- RECORDS:

************

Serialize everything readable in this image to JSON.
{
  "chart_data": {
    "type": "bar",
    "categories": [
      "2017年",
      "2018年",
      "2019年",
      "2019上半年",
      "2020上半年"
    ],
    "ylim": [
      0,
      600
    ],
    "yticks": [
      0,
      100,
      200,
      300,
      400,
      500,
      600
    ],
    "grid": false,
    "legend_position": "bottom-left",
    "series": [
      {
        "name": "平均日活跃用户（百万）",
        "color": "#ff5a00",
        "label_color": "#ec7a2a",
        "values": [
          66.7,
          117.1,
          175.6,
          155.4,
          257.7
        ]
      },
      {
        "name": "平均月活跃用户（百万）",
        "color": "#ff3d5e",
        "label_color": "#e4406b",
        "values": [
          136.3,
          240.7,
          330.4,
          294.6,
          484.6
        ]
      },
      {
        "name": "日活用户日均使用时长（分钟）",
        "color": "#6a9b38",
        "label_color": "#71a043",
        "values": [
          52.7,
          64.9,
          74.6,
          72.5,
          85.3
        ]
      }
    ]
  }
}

************

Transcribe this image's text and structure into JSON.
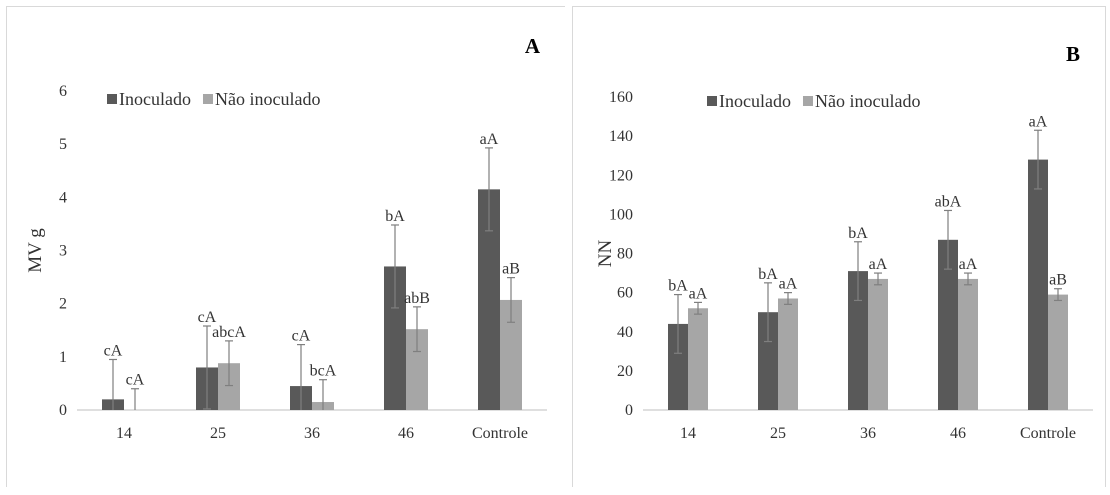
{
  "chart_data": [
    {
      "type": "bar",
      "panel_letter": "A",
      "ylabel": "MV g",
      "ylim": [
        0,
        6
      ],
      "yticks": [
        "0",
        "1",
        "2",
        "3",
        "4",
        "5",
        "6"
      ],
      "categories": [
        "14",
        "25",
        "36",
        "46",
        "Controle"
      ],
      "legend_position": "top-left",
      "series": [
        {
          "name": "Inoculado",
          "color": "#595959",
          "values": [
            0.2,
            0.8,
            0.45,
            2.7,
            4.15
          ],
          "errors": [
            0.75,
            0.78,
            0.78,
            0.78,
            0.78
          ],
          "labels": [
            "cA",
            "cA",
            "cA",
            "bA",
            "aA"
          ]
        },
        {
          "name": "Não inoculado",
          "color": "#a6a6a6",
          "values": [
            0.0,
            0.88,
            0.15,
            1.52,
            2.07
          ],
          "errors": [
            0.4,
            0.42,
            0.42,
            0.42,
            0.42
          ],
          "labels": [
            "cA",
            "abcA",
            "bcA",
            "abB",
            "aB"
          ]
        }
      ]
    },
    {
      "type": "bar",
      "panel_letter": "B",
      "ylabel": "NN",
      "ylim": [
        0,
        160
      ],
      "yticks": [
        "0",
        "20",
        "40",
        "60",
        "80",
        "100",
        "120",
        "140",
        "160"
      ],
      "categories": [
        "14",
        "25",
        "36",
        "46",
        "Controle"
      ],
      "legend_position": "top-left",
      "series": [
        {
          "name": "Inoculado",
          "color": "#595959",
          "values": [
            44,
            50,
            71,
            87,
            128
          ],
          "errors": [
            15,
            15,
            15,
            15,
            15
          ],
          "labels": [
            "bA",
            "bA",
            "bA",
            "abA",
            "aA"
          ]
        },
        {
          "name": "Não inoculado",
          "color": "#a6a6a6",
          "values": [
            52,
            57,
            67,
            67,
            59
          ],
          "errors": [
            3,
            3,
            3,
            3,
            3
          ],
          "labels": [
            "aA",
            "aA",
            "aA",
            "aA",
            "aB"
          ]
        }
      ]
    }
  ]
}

************

- PROBLEM DESCRIPTION:
Copy every line above that includes the string "image".

- RESULT OF THE TASK:
Serialize everything readable in this image to JSON.
Transcribe this image's text and structure into JSON.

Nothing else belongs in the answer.